*WHAT IS NEEDED*:
Your task is to locate every line holding the string "一带一路" and to copy each of them.

*EXTRACTED ENTRIES*:
▬▬▬▬▬▬

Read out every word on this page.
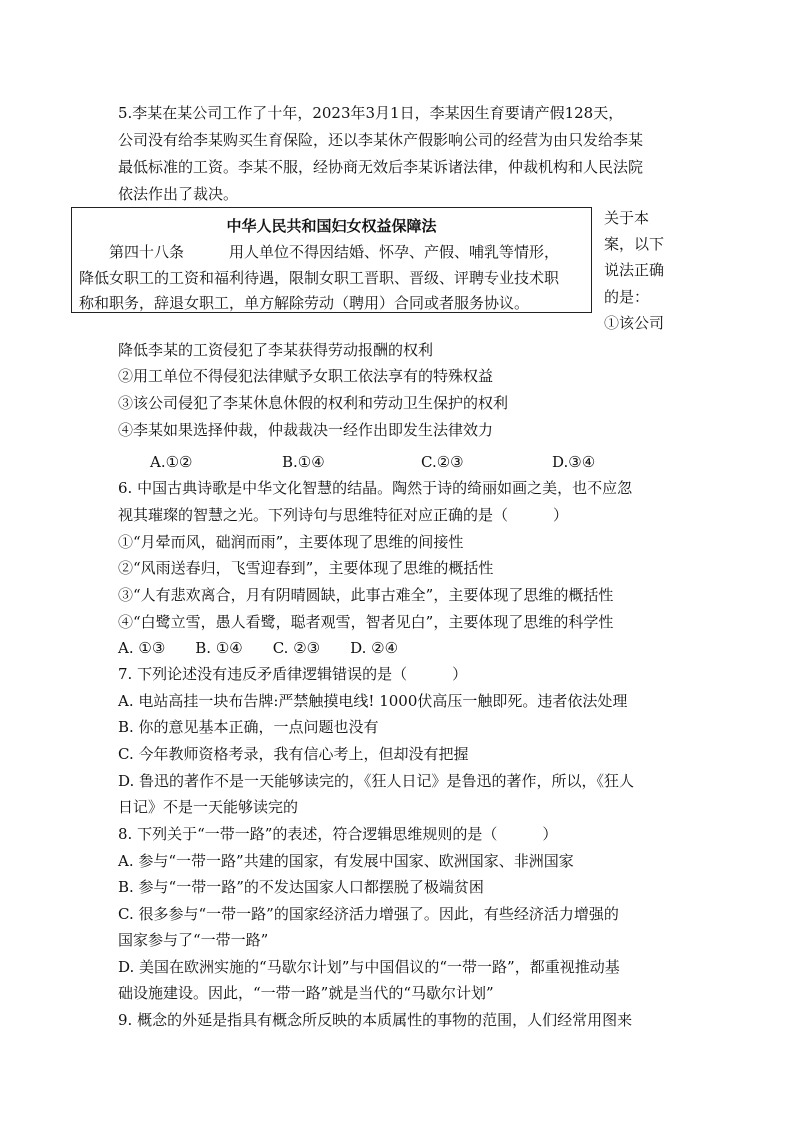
5.李某在某公司工作了十年，2023年3月1日，李某因生育要请产假128天，
公司没有给李某购买生育保险，还以李某休产假影响公司的经营为由只发给李某
最低标准的工资。李某不服，经协商无效后李某诉诸法律，仲裁机构和人民法院
依法作出了裁决。
中华人民共和国妇女权益保障法
第四十八条　　　用人单位不得因结婚、怀孕、产假、哺乳等情形，
降低女职工的工资和福利待遇，限制女职工晋职、晋级、评聘专业技术职
称和职务，辞退女职工，单方解除劳动（聘用）合同或者服务协议。
关于本
案，以下
说法正确
的是：
①该公司
降低李某的工资侵犯了李某获得劳动报酬的权利
②用工单位不得侵犯法律赋予女职工依法享有的特殊权益
③该公司侵犯了李某休息休假的权利和劳动卫生保护的权利
④李某如果选择仲裁，仲裁裁决一经作出即发生法律效力
A.①②	B.①④	C.②③	D.③④
6. 中国古典诗歌是中华文化智慧的结晶。陶然于诗的绮丽如画之美，也不应忽
视其璀璨的智慧之光。下列诗句与思维特征对应正确的是（　　　）
①“月晕而风，础润而雨”，主要体现了思维的间接性
②“风雨送春归，飞雪迎春到”，主要体现了思维的概括性
③“人有悲欢离合，月有阴晴圆缺，此事古难全”，主要体现了思维的概括性
④“白鹭立雪，愚人看鹭，聪者观雪，智者见白”，主要体现了思维的科学性
A. ①③　　B. ①④　　C. ②③　　D. ②④
7. 下列论述没有违反矛盾律逻辑错误的是（　　　）
A. 电站高挂一块布告牌:严禁触摸电线! 1000伏高压一触即死。违者依法处理
B. 你的意见基本正确，一点问题也没有
C. 今年教师资格考录，我有信心考上，但却没有把握
D. 鲁迅的著作不是一天能够读完的，《狂人日记》是鲁迅的著作，所以，《狂人
日记》不是一天能够读完的
8. 下列关于“一带一路”的表述，符合逻辑思维规则的是（　　　）
A. 参与“一带一路”共建的国家，有发展中国家、欧洲国家、非洲国家
B. 参与“一带一路”的不发达国家人口都摆脱了极端贫困
C. 很多参与“一带一路”的国家经济活力增强了。因此，有些经济活力增强的
国家参与了“一带一路”
D. 美国在欧洲实施的“马歇尔计划”与中国倡议的“一带一路”，都重视推动基
础设施建设。因此，“一带一路”就是当代的“马歇尔计划”
9. 概念的外延是指具有概念所反映的本质属性的事物的范围，人们经常用图来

▬▬▬▬▬▬

*SOLUTION*:
8. 下列关于“一带一路”的表述，符合逻辑思维规则的是（　　　）
A. 参与“一带一路”共建的国家，有发展中国家、欧洲国家、非洲国家
B. 参与“一带一路”的不发达国家人口都摆脱了极端贫困
C. 很多参与“一带一路”的国家经济活力增强了。因此，有些经济活力增强的
国家参与了“一带一路”
D. 美国在欧洲实施的“马歇尔计划”与中国倡议的“一带一路”，都重视推动基
础设施建设。因此，“一带一路”就是当代的“马歇尔计划”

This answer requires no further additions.